# [PARTS OF THE EXERCISE]
• 1. Print the web analytics passage from "Web analytics applications" up to and including "on-site web analytics.".
• 2. Check each statement against the web analytics passage and answer yes or no, quoting the words that decide it: (a) Off-site web analytics applies only to someone who owns or maintains a website. (b) On-site web analytics measures a visitor's journey once on your website. (c) Historically, web analytics has referred to off-site visitor measurement.
• 3. Pick up the web analytics passage after its last sentence and keep writing.

# [PAGE EXCERPT]
======

Web analytics is not just a tool for measuring website
traffic but can be used as a tool for business research
and market research.
Web analytics applications can also help companies
measure the results of traditional print advertising
campaigns. It helps one to estimate how the traffic to the
website changed after the launch of a new advertising
campaign.
Web analytics provides data on the number of visitors,
page views, etc to gauge the traffic and popularity trends
which helps in market research.
Analytics Types
There are two categories of web analytics- off-site and
on-site web analytics.
Off-site web analytics refers to web measurement and
analysis regardless of whether you own or maintain a
website. It includes the measurement of a website's
potential audience (opportunity), share of voice
(visibility), and buzz (comments) that is happening on the
Internet as a whole.
On-site web analytics measure a visitor's journey once
on your website. This includes its drivers and
conversions; for example, which landing pages
encourage people to make a purchase. On-site web
analytics measures the performance of your website in a
commercial context. This data is typically compared
against key performance indicators for performance, and
used to improve a web site or marketing campaign's
audience response.
Analytics- How it Works Examples
Historically, web analytics has referred to on-site
visitor measurement.
However in recent years this has blurred, mainly
because vendors are producing tools that span
both categories.

======

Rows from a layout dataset
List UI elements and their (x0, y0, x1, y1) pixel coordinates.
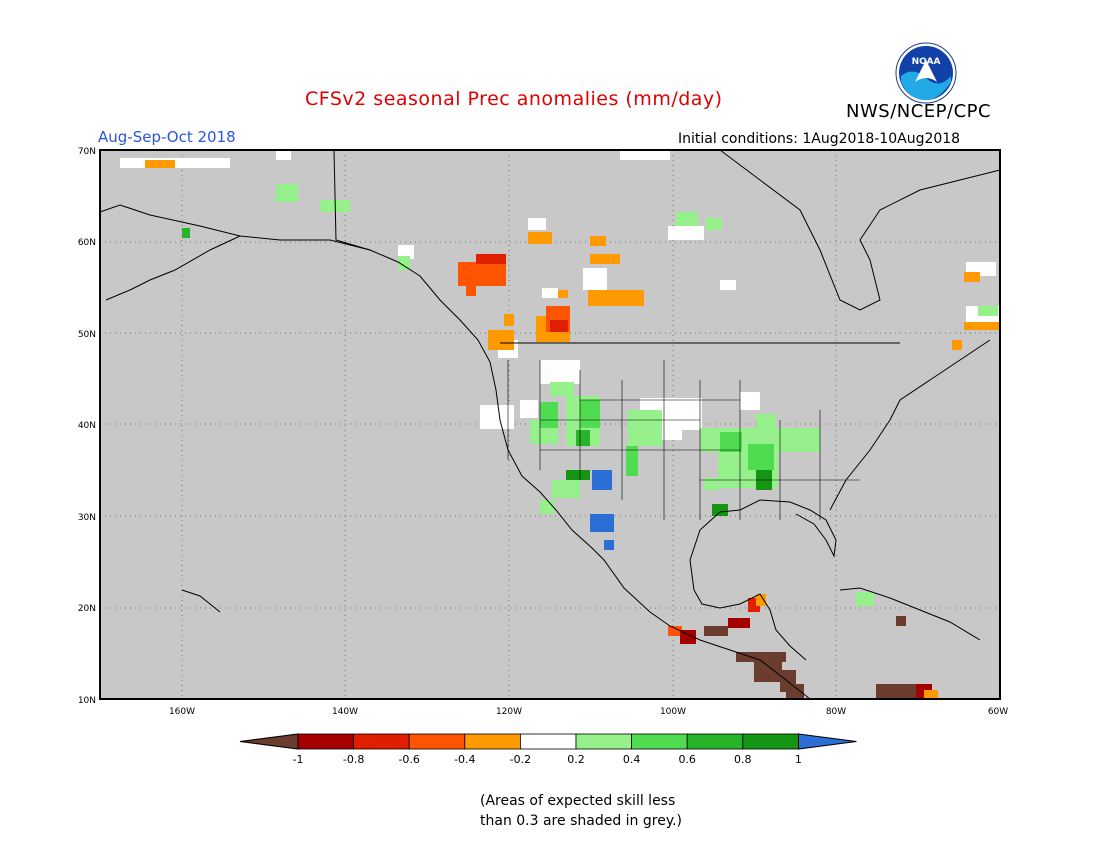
state-borders (507, 360, 860, 520)
colorbar-swatch (742, 733, 799, 750)
skill-footnote: (Areas of expected skill less than 0.3 a… (480, 791, 682, 831)
colorbar-swatch (464, 733, 521, 750)
colorbar-swatch (631, 733, 688, 750)
colorbar-swatch (408, 733, 466, 750)
map-frame (99, 149, 1001, 700)
anomaly-high (590, 470, 614, 550)
lat-tick-label: 40N (78, 421, 96, 431)
chart-title: CFSv2 seasonal Prec anomalies (mm/day) (305, 88, 723, 110)
colorbar: -1 -0.8 -0.6 -0.4 -0.2 0.2 0.4 0.6 0.8 1 (239, 733, 857, 766)
colorbar-label: 0.8 (734, 753, 752, 766)
colorbar-arrow-low (239, 733, 299, 750)
anomaly-near-zero (120, 150, 1000, 440)
colorbar-swatch (353, 733, 410, 750)
latitude-axis: 70N 60N 50N 40N 30N 20N 10N (78, 147, 96, 706)
colorbar-arrow-high (797, 733, 857, 750)
colorbar-label: -0.8 (343, 753, 364, 766)
lon-tick-label: 160W (169, 707, 195, 717)
lat-tick-label: 10N (78, 696, 96, 706)
lat-tick-label: 30N (78, 513, 96, 523)
colorbar-swatch (520, 733, 577, 750)
agency-label: NWS/NCEP/CPC (846, 101, 992, 122)
colorbar-label: -1 (293, 753, 304, 766)
colorbar-swatch (575, 733, 632, 750)
season-label: Aug-Sep-Oct 2018 (98, 128, 236, 146)
lat-tick-label: 50N (78, 330, 96, 340)
colorbar-swatch (686, 733, 744, 750)
lon-tick-label: 120W (496, 707, 522, 717)
lon-tick-label: 100W (660, 707, 686, 717)
footnote-line-1: (Areas of expected skill less (480, 793, 676, 809)
colorbar-label: 0.2 (567, 753, 585, 766)
colorbar-label: 1 (795, 753, 802, 766)
footnote-line-2: than 0.3 are shaded in grey.) (480, 813, 683, 829)
anomaly-positive (182, 184, 998, 606)
coastlines (99, 149, 1001, 700)
lat-tick-label: 70N (78, 147, 96, 157)
colorbar-label: 0.6 (678, 753, 696, 766)
noaa-logo: NOAA (895, 42, 957, 104)
lon-tick-label: 80W (826, 707, 846, 717)
colorbar-label: 0.4 (623, 753, 641, 766)
initial-conditions-label: Initial conditions: 1Aug2018-10Aug2018 (678, 131, 961, 147)
colorbar-label: -0.6 (398, 753, 419, 766)
lat-tick-label: 60N (78, 238, 96, 248)
colorbar-label: -0.4 (454, 753, 475, 766)
lon-tick-label: 140W (332, 707, 358, 717)
colorbar-swatch (297, 733, 354, 750)
longitude-axis: 160W 140W 120W 100W 80W 60W (169, 707, 1008, 717)
lon-tick-label: 60W (988, 707, 1008, 717)
colorbar-label: -0.2 (510, 753, 531, 766)
lat-tick-label: 20N (78, 604, 96, 614)
logo-text: NOAA (912, 57, 941, 67)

======

# [THE RESULTS]
• 1.
Web analytics applications can also help companies
measure the results of traditional print advertising
campaigns. It helps one to estimate how the traffic to the
website changed after the launch of a new advertising
campaign.
Web analytics provides data on the number of visitors,
page views, etc to gauge the traffic and popularity trends
which helps in market research.
Analytics Types
There are two categories of web analytics- off-site and
on-site web analytics.

• 2.
(a) No: "regardless of whether you own or maintain a website"
(b) Yes: "On-site web analytics measure a visitor's journey once on your website"
(c) No: "Historically, web analytics has referred to on-site visitor measurement"

• 3.
Google Analytics in a Nutshell (video)
Placement Targeting (video)
E-commerce Tracking (video)
Content Algorithms
Internet content providers are developing
software programs that better indicate what
people are interested in reading and accessing
on the web
If successful, such a formula translates to the
kind of stories that entice users to click and
companies to advertise
Learning what people are clicking on, searching
for, and interested in now, today, and tomorrow
can be a good thing– in the competition for
online eyeballs
The AOL Example
Source: Columbia Journalism Review, Nov./Dec. 2010
AOL is at the forefront with a program called
Demand/ROI- currently in Beta mode, it will be rolled out
soon for use by AOL News and rest of AOL’s 50-plus
niche sites or brands
Demand/ROI does two main jobs
It scours databases and social networks to discern user
interests- through search and other behavioral data
And it monitors how readers are responding to a story or
aspect of a website in real-time
The program not only reports on a story’s success, but
predicts the degree of success and even how much
revenue it might thus generate
This information is potentially useful to those assigning
and producing content and to those advertising
alongside it
Content “Opportunities”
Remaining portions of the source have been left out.